→ **JOB**
State the number of lines in these records holding "Probably". Say nothing more.

----- TASK INPUTS

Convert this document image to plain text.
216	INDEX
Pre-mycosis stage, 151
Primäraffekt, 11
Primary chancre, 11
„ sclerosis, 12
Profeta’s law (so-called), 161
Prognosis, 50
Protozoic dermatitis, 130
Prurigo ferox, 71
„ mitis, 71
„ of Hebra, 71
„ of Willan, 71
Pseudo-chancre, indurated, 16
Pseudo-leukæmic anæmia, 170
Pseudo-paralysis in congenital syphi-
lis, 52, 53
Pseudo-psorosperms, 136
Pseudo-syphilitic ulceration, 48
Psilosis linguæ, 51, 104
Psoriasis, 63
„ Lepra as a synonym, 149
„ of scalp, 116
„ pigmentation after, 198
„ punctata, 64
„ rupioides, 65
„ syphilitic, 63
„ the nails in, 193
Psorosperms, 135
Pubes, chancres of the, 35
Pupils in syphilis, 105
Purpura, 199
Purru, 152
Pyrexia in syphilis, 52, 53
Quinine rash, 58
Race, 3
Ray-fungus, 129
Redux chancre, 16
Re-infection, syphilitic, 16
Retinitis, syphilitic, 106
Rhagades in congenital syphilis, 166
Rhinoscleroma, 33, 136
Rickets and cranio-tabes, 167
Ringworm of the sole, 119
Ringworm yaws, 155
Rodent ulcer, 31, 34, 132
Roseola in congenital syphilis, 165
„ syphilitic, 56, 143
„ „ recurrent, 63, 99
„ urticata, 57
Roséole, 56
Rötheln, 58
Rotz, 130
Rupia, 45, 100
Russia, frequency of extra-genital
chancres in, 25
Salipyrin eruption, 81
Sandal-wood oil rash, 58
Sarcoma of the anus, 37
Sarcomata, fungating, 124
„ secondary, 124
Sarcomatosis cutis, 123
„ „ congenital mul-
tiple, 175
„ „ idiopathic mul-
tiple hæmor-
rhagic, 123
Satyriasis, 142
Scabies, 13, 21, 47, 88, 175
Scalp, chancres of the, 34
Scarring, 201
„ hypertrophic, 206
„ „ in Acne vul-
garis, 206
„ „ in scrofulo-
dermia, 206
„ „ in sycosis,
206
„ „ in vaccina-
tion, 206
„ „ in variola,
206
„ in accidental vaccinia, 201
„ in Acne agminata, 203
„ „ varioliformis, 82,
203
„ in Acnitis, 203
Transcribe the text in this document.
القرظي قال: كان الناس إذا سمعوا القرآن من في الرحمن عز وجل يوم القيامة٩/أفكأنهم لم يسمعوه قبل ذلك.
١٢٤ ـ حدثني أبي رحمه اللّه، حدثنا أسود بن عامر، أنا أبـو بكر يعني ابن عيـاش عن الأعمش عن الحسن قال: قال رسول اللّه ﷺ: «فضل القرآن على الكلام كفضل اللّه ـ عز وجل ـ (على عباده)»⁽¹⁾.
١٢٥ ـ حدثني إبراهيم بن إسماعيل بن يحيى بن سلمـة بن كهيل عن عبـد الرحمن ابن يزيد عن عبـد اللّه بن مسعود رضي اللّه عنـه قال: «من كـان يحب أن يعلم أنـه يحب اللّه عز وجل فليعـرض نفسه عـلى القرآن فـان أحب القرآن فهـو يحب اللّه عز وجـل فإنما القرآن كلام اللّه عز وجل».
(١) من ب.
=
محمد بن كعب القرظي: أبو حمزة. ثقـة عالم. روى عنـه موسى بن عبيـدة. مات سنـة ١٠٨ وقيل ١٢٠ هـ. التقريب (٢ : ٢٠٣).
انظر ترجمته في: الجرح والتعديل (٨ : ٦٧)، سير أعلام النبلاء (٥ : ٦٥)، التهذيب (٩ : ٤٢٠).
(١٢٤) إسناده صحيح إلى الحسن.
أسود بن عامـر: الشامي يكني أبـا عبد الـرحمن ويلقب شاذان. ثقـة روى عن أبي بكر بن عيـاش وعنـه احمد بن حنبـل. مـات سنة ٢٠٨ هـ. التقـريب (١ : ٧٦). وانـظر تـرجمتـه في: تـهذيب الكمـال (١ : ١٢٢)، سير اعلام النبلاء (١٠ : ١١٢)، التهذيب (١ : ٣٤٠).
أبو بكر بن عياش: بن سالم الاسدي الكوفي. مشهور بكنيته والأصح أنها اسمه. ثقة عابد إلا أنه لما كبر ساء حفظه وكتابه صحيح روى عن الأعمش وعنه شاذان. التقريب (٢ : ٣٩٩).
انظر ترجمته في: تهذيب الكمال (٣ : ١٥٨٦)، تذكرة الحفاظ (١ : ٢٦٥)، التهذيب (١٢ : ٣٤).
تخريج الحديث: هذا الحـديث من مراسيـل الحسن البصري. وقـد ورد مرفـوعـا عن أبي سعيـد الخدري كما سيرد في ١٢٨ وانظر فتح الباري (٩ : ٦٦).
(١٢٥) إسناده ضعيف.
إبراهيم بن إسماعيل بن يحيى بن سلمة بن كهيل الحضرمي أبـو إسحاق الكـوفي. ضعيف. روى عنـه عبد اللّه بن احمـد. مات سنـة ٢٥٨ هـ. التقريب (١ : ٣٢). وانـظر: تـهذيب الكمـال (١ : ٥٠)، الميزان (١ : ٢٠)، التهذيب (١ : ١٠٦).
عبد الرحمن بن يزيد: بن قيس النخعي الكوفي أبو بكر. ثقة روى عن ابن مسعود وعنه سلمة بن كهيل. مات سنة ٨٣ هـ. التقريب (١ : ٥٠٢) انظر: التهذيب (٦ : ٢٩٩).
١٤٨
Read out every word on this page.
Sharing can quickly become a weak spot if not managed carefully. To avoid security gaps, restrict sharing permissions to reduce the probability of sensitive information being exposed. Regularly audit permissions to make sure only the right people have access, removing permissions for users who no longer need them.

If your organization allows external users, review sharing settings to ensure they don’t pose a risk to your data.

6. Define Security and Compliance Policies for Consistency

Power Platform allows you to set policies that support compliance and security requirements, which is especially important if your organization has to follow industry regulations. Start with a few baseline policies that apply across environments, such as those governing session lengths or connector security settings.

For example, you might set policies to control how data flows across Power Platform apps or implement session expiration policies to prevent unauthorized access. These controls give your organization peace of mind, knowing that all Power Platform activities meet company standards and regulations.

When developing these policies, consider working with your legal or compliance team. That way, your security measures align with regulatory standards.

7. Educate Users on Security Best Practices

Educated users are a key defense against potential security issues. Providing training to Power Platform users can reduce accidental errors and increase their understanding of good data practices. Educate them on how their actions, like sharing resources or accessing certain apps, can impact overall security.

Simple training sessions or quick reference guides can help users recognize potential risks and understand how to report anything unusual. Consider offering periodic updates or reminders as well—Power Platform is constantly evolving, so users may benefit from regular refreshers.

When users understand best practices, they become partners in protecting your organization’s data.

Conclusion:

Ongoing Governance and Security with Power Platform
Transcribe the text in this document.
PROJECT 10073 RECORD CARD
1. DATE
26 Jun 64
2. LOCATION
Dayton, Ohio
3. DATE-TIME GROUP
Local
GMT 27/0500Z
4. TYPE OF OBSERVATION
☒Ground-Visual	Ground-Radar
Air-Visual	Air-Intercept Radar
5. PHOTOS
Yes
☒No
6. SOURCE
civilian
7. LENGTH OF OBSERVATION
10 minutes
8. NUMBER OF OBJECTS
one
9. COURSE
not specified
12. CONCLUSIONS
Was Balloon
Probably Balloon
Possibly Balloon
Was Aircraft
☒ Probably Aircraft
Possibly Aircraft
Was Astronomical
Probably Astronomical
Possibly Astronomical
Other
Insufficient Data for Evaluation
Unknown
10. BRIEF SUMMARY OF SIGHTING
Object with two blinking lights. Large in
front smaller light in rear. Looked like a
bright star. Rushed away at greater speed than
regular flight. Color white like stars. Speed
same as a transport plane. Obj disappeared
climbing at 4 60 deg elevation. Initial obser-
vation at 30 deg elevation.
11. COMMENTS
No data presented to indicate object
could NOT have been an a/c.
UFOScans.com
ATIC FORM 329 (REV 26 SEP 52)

----------

→ **OUTPUT FOR THIS EXERCISE**
3